▸ **Text zum Lesen**:
----
Mit der Anerkennung von Kontorhausviertel und Speicherstadt als Weltkulturerbe geht ein Vermittlungsauftrag einher, der Hamburg vor ein altes Problem stellt: die Aufarbeitung seiner Kolonialgeschichte

Woermann-Linie

Dampfer der Woermann-Linie flaggen im Baakenhafen zum Abschiedsgruß für ein auslaufendes Transportschiff der Linie mit Ziel Deutsch-Ostafrika, 1908 (1)

Gibt es Fernando Magellan zweimal? Diese Frage wurde schon vor Jahren gestellt, eigentlich ist sie längst abgehakt. Sie war uns damals schon ein bisschen lästig, weil sie irgendwie eine Tendenz zu linksintellektueller Nörgelei aufzuweisen schien. Aber nun wurde sie wieder gestellt: Gibt es zwei Magellans? Den Weltumsegler, den großen Entdecker, der – wie die HafenCity Hamburg GmbH erklärt –„symbolisch für die Erkundung weltweiter Handelswege“ steht wie seine Kollegen Marco Polo oder Vasco da Gama. Und den anderen Magellan, der im April 1521 getötet wurde, als er versuchte, die Philippinen-Insel Mactan – kaum dass er sie entdeckt hatte – mit Gewalt zu unterwerfen und zur Christianisierung zu zwingen; der im Auftrag seines Königs die Rohstoffe fremder Länder ausbeuten und das Handelsmonopol der Portugiesen brechen sollte. Die Diskussion um Geschichte und maritime Folklore ist mehrfach geführt worden: bei der Vergabe von Namen wie Magellan-Terrassen, wie Überseequartier und Arabica, Cinnamon, Palisander und anderer kolonialer Handelswaren. Beim Ausstellungskonzept des Internationalen Maritimen Museums. Zuletzt im Zuge der Bewerbung um den Status eines Weltkulturerbes für Kontorhausviertel und Speicherstadt.
----
▸ **Deine Aufgabe 1**:
Liste alle Zeilen auf, in denen das Wort „title“ steht.
▸ **Deine Aufgabe 2**:
Schreib den Text über Hamburg und seine Kolonialgeschichte nach seinem letzten Satz weiter.
Der Text und die Zeilen haben nichts miteinander zu tun.

▸ **Zeilen zur Aufgabe**:
----
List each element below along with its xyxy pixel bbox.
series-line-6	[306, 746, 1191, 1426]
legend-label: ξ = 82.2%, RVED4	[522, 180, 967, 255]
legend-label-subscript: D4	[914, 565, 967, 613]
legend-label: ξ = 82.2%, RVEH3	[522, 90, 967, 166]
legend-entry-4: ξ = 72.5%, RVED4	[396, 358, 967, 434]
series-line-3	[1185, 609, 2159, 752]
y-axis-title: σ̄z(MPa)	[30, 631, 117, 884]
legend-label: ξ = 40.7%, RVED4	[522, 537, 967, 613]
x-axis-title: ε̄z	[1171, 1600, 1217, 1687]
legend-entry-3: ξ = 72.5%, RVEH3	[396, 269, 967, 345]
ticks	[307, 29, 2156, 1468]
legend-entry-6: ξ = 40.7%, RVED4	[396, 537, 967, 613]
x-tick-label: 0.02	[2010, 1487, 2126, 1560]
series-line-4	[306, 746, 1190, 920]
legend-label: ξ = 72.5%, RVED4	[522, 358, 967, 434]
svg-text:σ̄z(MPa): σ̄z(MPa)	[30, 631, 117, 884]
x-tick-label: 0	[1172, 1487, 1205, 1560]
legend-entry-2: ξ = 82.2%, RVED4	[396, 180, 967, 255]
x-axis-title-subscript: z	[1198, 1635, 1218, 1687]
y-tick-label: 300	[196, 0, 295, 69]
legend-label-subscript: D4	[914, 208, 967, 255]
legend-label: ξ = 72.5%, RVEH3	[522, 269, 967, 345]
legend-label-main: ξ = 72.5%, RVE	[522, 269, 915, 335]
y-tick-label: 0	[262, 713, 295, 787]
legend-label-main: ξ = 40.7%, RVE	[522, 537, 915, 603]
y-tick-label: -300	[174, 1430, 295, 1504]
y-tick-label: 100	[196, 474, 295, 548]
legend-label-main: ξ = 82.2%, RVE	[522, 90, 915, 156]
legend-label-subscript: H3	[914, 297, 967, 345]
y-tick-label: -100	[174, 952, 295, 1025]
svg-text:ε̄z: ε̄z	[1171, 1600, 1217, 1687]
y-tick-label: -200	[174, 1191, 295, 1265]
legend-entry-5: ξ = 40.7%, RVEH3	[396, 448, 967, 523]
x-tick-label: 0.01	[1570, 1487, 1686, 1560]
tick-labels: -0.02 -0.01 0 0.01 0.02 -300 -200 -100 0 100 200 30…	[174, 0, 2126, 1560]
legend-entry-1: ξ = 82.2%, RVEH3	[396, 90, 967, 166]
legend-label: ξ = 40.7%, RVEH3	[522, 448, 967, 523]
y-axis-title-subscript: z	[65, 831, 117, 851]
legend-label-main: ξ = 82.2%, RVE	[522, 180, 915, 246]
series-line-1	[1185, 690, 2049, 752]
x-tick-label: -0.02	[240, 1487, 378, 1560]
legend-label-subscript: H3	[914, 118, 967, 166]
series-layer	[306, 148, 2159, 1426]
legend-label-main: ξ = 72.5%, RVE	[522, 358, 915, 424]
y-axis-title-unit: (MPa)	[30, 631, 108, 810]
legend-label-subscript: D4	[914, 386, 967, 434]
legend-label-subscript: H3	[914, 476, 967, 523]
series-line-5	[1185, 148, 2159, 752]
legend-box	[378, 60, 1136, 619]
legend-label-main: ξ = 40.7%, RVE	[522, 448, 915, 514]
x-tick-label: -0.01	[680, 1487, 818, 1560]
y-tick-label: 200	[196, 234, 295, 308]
----
▸ **Ergebnis 1**:
y-axis-title: σ̄z(MPa)	[30, 631, 117, 884]
x-axis-title: ε̄z	[1171, 1600, 1217, 1687]
x-axis-title-subscript: z	[1198, 1635, 1218, 1687]
y-axis-title-subscript: z	[65, 831, 117, 851]
y-axis-title-unit: (MPa)	[30, 631, 108, 810]

▸ **Ergebnis 2**:
In ihrer Begründung für den außergewöhnlichen universellen Wert des Ensembles hatte die Stadt Hamburg erklärt, „die hohe kulturgeschichtliche Bedeutung der Speicherstadt und des Kontorhausviertels (…) liegt darin begründet, dass sie den städtebaulichen, architektonischen, technischen und funktionalen Wandel dokumentieren, der aus der starken Expansion des Welthandels in der zweiten Hälfte des 19. Jahrhunderts resultierte.“ Wie müssen wir uns den expandierenden Welthandel des 19. Jahrhunderts vorstellen? Konnte Hamburg zum Welthafen aufsteigen, ohne vom Kolonialismus zu profitieren? Wie können wir uns den Aufstieg Harburgs zum größten Zentrum für die Verarbeitung von Kautschuk und Palmöl vorstellen; die Kakao- und Tabakindustrie in Altona und Wandsbek ohne Handel mit „Übersee“; den Erfolg der Speicherstadt, die heute so zauberhaft vom Duft exotischer Gewürze durchweht wird?

Afrikahaus

Das Afrikahaus, das Adolph Woermann für den Firmensitz seiner Woermann-Linie und der Deutschen Ost-Afrika-Linie 1899 in der Großen Reichenstraße errichten ließ (2)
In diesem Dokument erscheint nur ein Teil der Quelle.